- Exercise prompt
Print the full listing exactly.

- Raw data
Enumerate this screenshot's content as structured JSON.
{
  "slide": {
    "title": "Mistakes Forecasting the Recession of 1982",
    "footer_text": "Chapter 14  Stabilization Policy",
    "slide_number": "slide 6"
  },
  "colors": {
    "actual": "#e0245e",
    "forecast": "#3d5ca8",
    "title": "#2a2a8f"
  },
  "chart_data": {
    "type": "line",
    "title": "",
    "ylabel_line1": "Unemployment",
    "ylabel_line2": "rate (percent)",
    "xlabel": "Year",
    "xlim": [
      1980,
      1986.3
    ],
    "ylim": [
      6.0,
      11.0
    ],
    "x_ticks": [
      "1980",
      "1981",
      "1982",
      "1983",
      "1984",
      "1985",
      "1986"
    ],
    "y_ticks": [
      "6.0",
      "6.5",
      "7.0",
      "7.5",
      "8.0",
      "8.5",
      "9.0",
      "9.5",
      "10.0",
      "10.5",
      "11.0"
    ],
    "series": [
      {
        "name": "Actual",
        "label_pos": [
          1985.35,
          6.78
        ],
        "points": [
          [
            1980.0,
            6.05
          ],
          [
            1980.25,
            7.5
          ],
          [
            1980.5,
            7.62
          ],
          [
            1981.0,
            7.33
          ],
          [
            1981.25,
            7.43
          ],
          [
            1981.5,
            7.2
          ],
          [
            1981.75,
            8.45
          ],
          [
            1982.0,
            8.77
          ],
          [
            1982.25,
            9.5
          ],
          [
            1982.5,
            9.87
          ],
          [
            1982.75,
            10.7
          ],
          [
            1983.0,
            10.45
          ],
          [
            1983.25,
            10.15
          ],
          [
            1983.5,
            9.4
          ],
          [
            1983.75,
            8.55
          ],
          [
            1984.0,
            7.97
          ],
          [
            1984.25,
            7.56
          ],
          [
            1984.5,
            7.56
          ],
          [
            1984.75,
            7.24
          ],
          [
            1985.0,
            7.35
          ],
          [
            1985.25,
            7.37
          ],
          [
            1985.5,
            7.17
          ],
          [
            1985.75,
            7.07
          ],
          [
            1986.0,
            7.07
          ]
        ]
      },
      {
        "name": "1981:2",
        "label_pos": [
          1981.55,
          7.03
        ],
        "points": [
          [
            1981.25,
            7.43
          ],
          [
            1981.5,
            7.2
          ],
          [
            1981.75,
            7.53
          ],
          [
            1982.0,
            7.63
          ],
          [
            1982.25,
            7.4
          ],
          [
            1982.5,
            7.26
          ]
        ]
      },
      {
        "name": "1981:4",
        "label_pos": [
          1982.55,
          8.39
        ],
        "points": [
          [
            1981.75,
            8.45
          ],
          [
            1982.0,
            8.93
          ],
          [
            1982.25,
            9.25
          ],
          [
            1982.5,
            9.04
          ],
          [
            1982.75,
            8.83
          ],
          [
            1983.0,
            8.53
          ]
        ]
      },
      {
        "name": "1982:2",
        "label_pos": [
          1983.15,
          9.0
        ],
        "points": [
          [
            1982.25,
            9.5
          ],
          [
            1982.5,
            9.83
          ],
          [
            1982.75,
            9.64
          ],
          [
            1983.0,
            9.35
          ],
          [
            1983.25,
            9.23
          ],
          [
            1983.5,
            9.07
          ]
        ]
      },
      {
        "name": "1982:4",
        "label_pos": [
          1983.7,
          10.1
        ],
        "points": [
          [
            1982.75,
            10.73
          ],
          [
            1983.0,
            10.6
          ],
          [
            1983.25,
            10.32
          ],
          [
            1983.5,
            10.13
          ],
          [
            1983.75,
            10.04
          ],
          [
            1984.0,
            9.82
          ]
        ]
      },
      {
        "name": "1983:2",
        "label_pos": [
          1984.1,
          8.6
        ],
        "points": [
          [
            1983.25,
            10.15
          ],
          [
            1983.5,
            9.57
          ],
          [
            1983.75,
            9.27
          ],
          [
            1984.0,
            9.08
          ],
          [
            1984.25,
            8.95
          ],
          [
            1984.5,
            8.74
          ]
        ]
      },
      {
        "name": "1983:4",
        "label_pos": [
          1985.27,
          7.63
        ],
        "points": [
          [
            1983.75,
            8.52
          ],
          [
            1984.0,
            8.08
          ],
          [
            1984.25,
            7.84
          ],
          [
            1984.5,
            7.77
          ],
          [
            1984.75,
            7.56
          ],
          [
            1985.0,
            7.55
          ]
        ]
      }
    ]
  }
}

- Output
Enumerate this screenshot's content as structured JSON.
{
  "slide": {
    "title": "Mistakes Forecasting the Recession of 1982",
    "footer_text": "Chapter 14  Stabilization Policy",
    "slide_number": "slide 6"
  },
  "colors": {
    "actual": "#e0245e",
    "forecast": "#3d5ca8",
    "title": "#2a2a8f"
  },
  "chart_data": {
    "type": "line",
    "title": "",
    "ylabel_line1": "Unemployment",
    "ylabel_line2": "rate (percent)",
    "xlabel": "Year",
    "xlim": [
      1980,
      1986.3
    ],
    "ylim": [
      6.0,
      11.0
    ],
    "x_ticks": [
      "1980",
      "1981",
      "1982",
      "1983",
      "1984",
      "1985",
      "1986"
    ],
    "y_ticks": [
      "6.0",
      "6.5",
      "7.0",
      "7.5",
      "8.0",
      "8.5",
      "9.0",
      "9.5",
      "10.0",
      "10.5",
      "11.0"
    ],
    "series": [
      {
        "name": "Actual",
        "label_pos": [
          1985.35,
          6.78
        ],
        "points": [
          [
            1980.0,
            6.05
          ],
          [
            1980.25,
            7.5
          ],
          [
            1980.5,
            7.62
          ],
          [
            1981.0,
            7.33
          ],
          [
            1981.25,
            7.43
          ],
          [
            1981.5,
            7.2
          ],
          [
            1981.75,
            8.45
          ],
          [
            1982.0,
            8.77
          ],
          [
            1982.25,
            9.5
          ],
          [
            1982.5,
            9.87
          ],
          [
            1982.75,
            10.7
          ],
          [
            1983.0,
            10.45
          ],
          [
            1983.25,
            10.15
          ],
          [
            1983.5,
            9.4
          ],
          [
            1983.75,
            8.55
          ],
          [
            1984.0,
            7.97
          ],
          [
            1984.25,
            7.56
          ],
          [
            1984.5,
            7.56
          ],
          [
            1984.75,
            7.24
          ],
          [
            1985.0,
            7.35
          ],
          [
            1985.25,
            7.37
          ],
          [
            1985.5,
            7.17
          ],
          [
            1985.75,
            7.07
          ],
          [
            1986.0,
            7.07
          ]
        ]
      },
      {
        "name": "1981:2",
        "label_pos": [
          1981.55,
          7.03
        ],
        "points": [
          [
            1981.25,
            7.43
          ],
          [
            1981.5,
            7.2
          ],
          [
            1981.75,
            7.53
          ],
          [
            1982.0,
            7.63
          ],
          [
            1982.25,
            7.4
          ],
          [
            1982.5,
            7.26
          ]
        ]
      },
      {
        "name": "1981:4",
        "label_pos": [
          1982.55,
          8.39
        ],
        "points": [
          [
            1981.75,
            8.45
          ],
          [
            1982.0,
            8.93
          ],
          [
            1982.25,
            9.25
          ],
          [
            1982.5,
            9.04
          ],
          [
            1982.75,
            8.83
          ],
          [
            1983.0,
            8.53
          ]
        ]
      },
      {
        "name": "1982:2",
        "label_pos": [
          1983.15,
          9.0
        ],
        "points": [
          [
            1982.25,
            9.5
          ],
          [
            1982.5,
            9.83
          ],
          [
            1982.75,
            9.64
          ],
          [
            1983.0,
            9.35
          ],
          [
            1983.25,
            9.23
          ],
          [
            1983.5,
            9.07
          ]
        ]
      },
      {
        "name": "1982:4",
        "label_pos": [
          1983.7,
          10.1
        ],
        "points": [
          [
            1982.75,
            10.73
          ],
          [
            1983.0,
            10.6
          ],
          [
            1983.25,
            10.32
          ],
          [
            1983.5,
            10.13
          ],
          [
            1983.75,
            10.04
          ],
          [
            1984.0,
            9.82
          ]
        ]
      },
      {
        "name": "1983:2",
        "label_pos": [
          1984.1,
          8.6
        ],
        "points": [
          [
            1983.25,
            10.15
          ],
          [
            1983.5,
            9.57
          ],
          [
            1983.75,
            9.27
          ],
          [
            1984.0,
            9.08
          ],
          [
            1984.25,
            8.95
          ],
          [
            1984.5,
            8.74
          ]
        ]
      },
      {
        "name": "1983:4",
        "label_pos": [
          1985.27,
          7.63
        ],
        "points": [
          [
            1983.75,
            8.52
          ],
          [
            1984.0,
            8.08
          ],
          [
            1984.25,
            7.84
          ],
          [
            1984.5,
            7.77
          ],
          [
            1984.75,
            7.56
          ],
          [
            1985.0,
            7.55
          ]
        ]
      }
    ]
  }
}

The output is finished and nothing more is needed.